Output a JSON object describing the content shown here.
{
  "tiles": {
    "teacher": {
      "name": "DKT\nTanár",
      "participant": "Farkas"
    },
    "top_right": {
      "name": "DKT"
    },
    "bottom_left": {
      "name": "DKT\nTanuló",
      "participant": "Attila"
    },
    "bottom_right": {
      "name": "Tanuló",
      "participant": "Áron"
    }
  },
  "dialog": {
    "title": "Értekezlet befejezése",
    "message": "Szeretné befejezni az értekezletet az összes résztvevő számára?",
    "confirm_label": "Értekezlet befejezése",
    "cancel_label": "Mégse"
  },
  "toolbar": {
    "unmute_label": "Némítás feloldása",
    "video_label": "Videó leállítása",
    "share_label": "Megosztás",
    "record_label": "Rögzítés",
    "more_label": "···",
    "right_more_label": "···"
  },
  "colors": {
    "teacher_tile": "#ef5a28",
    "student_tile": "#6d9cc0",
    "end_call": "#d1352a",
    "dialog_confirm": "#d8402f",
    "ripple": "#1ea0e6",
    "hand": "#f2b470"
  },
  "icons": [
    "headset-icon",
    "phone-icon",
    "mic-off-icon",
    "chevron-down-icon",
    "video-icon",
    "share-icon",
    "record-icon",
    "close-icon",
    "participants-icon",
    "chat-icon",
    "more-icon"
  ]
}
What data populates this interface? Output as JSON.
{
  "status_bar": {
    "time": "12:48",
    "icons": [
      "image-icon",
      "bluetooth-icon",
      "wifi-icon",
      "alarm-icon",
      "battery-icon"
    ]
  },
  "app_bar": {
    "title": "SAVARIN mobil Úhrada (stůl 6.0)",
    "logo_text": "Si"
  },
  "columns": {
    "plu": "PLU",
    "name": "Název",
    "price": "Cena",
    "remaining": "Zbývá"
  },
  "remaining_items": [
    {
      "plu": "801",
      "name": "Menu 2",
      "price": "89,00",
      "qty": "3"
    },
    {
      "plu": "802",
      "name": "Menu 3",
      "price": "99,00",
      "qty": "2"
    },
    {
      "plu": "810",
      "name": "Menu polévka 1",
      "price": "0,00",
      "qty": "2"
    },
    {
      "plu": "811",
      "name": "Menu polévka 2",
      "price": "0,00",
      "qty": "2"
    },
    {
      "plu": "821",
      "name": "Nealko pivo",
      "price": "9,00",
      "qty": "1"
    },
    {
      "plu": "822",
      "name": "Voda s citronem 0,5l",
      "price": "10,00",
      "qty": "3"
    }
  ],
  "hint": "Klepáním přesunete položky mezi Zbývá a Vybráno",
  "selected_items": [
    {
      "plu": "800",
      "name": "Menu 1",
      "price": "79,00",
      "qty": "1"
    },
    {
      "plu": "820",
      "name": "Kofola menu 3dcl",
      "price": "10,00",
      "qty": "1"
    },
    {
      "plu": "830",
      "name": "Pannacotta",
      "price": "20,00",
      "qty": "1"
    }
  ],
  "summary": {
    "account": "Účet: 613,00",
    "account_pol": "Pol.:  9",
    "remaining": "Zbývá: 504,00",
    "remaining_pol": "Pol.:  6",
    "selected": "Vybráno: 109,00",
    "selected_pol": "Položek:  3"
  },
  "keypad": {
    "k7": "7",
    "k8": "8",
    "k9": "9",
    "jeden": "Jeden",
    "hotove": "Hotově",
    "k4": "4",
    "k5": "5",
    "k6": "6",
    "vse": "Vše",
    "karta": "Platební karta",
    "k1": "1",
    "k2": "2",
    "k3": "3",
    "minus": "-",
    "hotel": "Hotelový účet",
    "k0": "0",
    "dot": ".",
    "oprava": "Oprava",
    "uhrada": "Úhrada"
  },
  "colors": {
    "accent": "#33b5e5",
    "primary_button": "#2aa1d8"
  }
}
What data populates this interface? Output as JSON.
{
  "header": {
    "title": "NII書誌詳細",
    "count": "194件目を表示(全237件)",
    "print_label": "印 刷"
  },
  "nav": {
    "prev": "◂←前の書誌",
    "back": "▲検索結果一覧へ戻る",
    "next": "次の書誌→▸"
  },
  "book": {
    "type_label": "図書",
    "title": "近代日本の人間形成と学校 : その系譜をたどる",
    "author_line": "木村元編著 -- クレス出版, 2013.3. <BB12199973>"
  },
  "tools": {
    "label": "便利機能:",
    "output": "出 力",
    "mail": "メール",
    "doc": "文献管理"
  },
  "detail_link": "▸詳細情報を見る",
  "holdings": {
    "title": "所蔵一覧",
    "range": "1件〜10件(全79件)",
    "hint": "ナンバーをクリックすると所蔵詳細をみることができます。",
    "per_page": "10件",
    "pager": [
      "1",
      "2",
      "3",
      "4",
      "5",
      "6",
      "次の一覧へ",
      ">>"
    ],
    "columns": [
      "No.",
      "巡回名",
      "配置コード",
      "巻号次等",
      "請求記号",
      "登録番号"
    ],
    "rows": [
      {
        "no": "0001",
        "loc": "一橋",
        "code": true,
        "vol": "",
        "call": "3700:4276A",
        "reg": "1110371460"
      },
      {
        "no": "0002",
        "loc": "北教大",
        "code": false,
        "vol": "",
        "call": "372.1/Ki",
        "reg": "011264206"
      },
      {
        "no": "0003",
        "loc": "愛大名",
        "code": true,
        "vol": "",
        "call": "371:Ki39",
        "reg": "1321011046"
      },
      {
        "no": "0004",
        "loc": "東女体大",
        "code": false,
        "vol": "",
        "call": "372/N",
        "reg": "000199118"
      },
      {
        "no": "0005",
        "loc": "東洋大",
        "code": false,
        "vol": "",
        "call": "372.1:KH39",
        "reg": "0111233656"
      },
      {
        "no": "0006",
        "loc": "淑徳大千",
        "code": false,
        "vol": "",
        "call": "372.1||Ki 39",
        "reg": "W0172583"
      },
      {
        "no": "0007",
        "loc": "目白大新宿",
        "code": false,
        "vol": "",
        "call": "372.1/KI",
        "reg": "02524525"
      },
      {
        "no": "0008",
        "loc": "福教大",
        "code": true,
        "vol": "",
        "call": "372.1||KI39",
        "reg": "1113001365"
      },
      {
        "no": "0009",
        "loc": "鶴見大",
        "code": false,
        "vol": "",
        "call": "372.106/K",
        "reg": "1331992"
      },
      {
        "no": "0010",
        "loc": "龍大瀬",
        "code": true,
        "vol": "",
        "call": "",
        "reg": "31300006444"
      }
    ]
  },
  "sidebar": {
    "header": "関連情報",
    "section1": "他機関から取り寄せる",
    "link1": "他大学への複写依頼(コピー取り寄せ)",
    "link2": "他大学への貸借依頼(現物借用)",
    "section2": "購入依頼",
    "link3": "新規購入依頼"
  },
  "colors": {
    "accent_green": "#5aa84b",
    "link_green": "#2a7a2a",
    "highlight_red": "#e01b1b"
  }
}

· · · ·

* Problem to solve *
Print out all the entries precisely as written.

* Exercise result *
Output a JSON object describing the content shown here.
{
  "tiles": {
    "teacher": {
      "name": "DKT\nTanár",
      "participant": "Farkas"
    },
    "top_right": {
      "name": "DKT"
    },
    "bottom_left": {
      "name": "DKT\nTanuló",
      "participant": "Attila"
    },
    "bottom_right": {
      "name": "Tanuló",
      "participant": "Áron"
    }
  },
  "dialog": {
    "title": "Értekezlet befejezése",
    "message": "Szeretné befejezni az értekezletet az összes résztvevő számára?",
    "confirm_label": "Értekezlet befejezése",
    "cancel_label": "Mégse"
  },
  "toolbar": {
    "unmute_label": "Némítás feloldása",
    "video_label": "Videó leállítása",
    "share_label": "Megosztás",
    "record_label": "Rögzítés",
    "more_label": "···",
    "right_more_label": "···"
  },
  "colors": {
    "teacher_tile": "#ef5a28",
    "student_tile": "#6d9cc0",
    "end_call": "#d1352a",
    "dialog_confirm": "#d8402f",
    "ripple": "#1ea0e6",
    "hand": "#f2b470"
  },
  "icons": [
    "headset-icon",
    "phone-icon",
    "mic-off-icon",
    "chevron-down-icon",
    "video-icon",
    "share-icon",
    "record-icon",
    "close-icon",
    "participants-icon",
    "chat-icon",
    "more-icon"
  ]
}
What data populates this interface? Output as JSON.
{
  "status_bar": {
    "time": "12:48",
    "icons": [
      "image-icon",
      "bluetooth-icon",
      "wifi-icon",
      "alarm-icon",
      "battery-icon"
    ]
  },
  "app_bar": {
    "title": "SAVARIN mobil Úhrada (stůl 6.0)",
    "logo_text": "Si"
  },
  "columns": {
    "plu": "PLU",
    "name": "Název",
    "price": "Cena",
    "remaining": "Zbývá"
  },
  "remaining_items": [
    {
      "plu": "801",
      "name": "Menu 2",
      "price": "89,00",
      "qty": "3"
    },
    {
      "plu": "802",
      "name": "Menu 3",
      "price": "99,00",
      "qty": "2"
    },
    {
      "plu": "810",
      "name": "Menu polévka 1",
      "price": "0,00",
      "qty": "2"
    },
    {
      "plu": "811",
      "name": "Menu polévka 2",
      "price": "0,00",
      "qty": "2"
    },
    {
      "plu": "821",
      "name": "Nealko pivo",
      "price": "9,00",
      "qty": "1"
    },
    {
      "plu": "822",
      "name": "Voda s citronem 0,5l",
      "price": "10,00",
      "qty": "3"
    }
  ],
  "hint": "Klepáním přesunete položky mezi Zbývá a Vybráno",
  "selected_items": [
    {
      "plu": "800",
      "name": "Menu 1",
      "price": "79,00",
      "qty": "1"
    },
    {
      "plu": "820",
      "name": "Kofola menu 3dcl",
      "price": "10,00",
      "qty": "1"
    },
    {
      "plu": "830",
      "name": "Pannacotta",
      "price": "20,00",
      "qty": "1"
    }
  ],
  "summary": {
    "account": "Účet: 613,00",
    "account_pol": "Pol.:  9",
    "remaining": "Zbývá: 504,00",
    "remaining_pol": "Pol.:  6",
    "selected": "Vybráno: 109,00",
    "selected_pol": "Položek:  3"
  },
  "keypad": {
    "k7": "7",
    "k8": "8",
    "k9": "9",
    "jeden": "Jeden",
    "hotove": "Hotově",
    "k4": "4",
    "k5": "5",
    "k6": "6",
    "vse": "Vše",
    "karta": "Platební karta",
    "k1": "1",
    "k2": "2",
    "k3": "3",
    "minus": "-",
    "hotel": "Hotelový účet",
    "k0": "0",
    "dot": ".",
    "oprava": "Oprava",
    "uhrada": "Úhrada"
  },
  "colors": {
    "accent": "#33b5e5",
    "primary_button": "#2aa1d8"
  }
}
What data populates this interface? Output as JSON.
{
  "header": {
    "title": "NII書誌詳細",
    "count": "194件目を表示(全237件)",
    "print_label": "印 刷"
  },
  "nav": {
    "prev": "◂←前の書誌",
    "back": "▲検索結果一覧へ戻る",
    "next": "次の書誌→▸"
  },
  "book": {
    "type_label": "図書",
    "title": "近代日本の人間形成と学校 : その系譜をたどる",
    "author_line": "木村元編著 -- クレス出版, 2013.3. <BB12199973>"
  },
  "tools": {
    "label": "便利機能:",
    "output": "出 力",
    "mail": "メール",
    "doc": "文献管理"
  },
  "detail_link": "▸詳細情報を見る",
  "holdings": {
    "title": "所蔵一覧",
    "range": "1件〜10件(全79件)",
    "hint": "ナンバーをクリックすると所蔵詳細をみることができます。",
    "per_page": "10件",
    "pager": [
      "1",
      "2",
      "3",
      "4",
      "5",
      "6",
      "次の一覧へ",
      ">>"
    ],
    "columns": [
      "No.",
      "巡回名",
      "配置コード",
      "巻号次等",
      "請求記号",
      "登録番号"
    ],
    "rows": [
      {
        "no": "0001",
        "loc": "一橋",
        "code": true,
        "vol": "",
        "call": "3700:4276A",
        "reg": "1110371460"
      },
      {
        "no": "0002",
        "loc": "北教大",
        "code": false,
        "vol": "",
        "call": "372.1/Ki",
        "reg": "011264206"
      },
      {
        "no": "0003",
        "loc": "愛大名",
        "code": true,
        "vol": "",
        "call": "371:Ki39",
        "reg": "1321011046"
      },
      {
        "no": "0004",
        "loc": "東女体大",
        "code": false,
        "vol": "",
        "call": "372/N",
        "reg": "000199118"
      },
      {
        "no": "0005",
        "loc": "東洋大",
        "code": false,
        "vol": "",
        "call": "372.1:KH39",
        "reg": "0111233656"
      },
      {
        "no": "0006",
        "loc": "淑徳大千",
        "code": false,
        "vol": "",
        "call": "372.1||Ki 39",
        "reg": "W0172583"
      },
      {
        "no": "0007",
        "loc": "目白大新宿",
        "code": false,
        "vol": "",
        "call": "372.1/KI",
        "reg": "02524525"
      },
      {
        "no": "0008",
        "loc": "福教大",
        "code": true,
        "vol": "",
        "call": "372.1||KI39",
        "reg": "1113001365"
      },
      {
        "no": "0009",
        "loc": "鶴見大",
        "code": false,
        "vol": "",
        "call": "372.106/K",
        "reg": "1331992"
      },
      {
        "no": "0010",
        "loc": "龍大瀬",
        "code": true,
        "vol": "",
        "call": "",
        "reg": "31300006444"
      }
    ]
  },
  "sidebar": {
    "header": "関連情報",
    "section1": "他機関から取り寄せる",
    "link1": "他大学への複写依頼(コピー取り寄せ)",
    "link2": "他大学への貸借依頼(現物借用)",
    "section2": "購入依頼",
    "link3": "新規購入依頼"
  },
  "colors": {
    "accent_green": "#5aa84b",
    "link_green": "#2a7a2a",
    "highlight_red": "#e01b1b"
  }
}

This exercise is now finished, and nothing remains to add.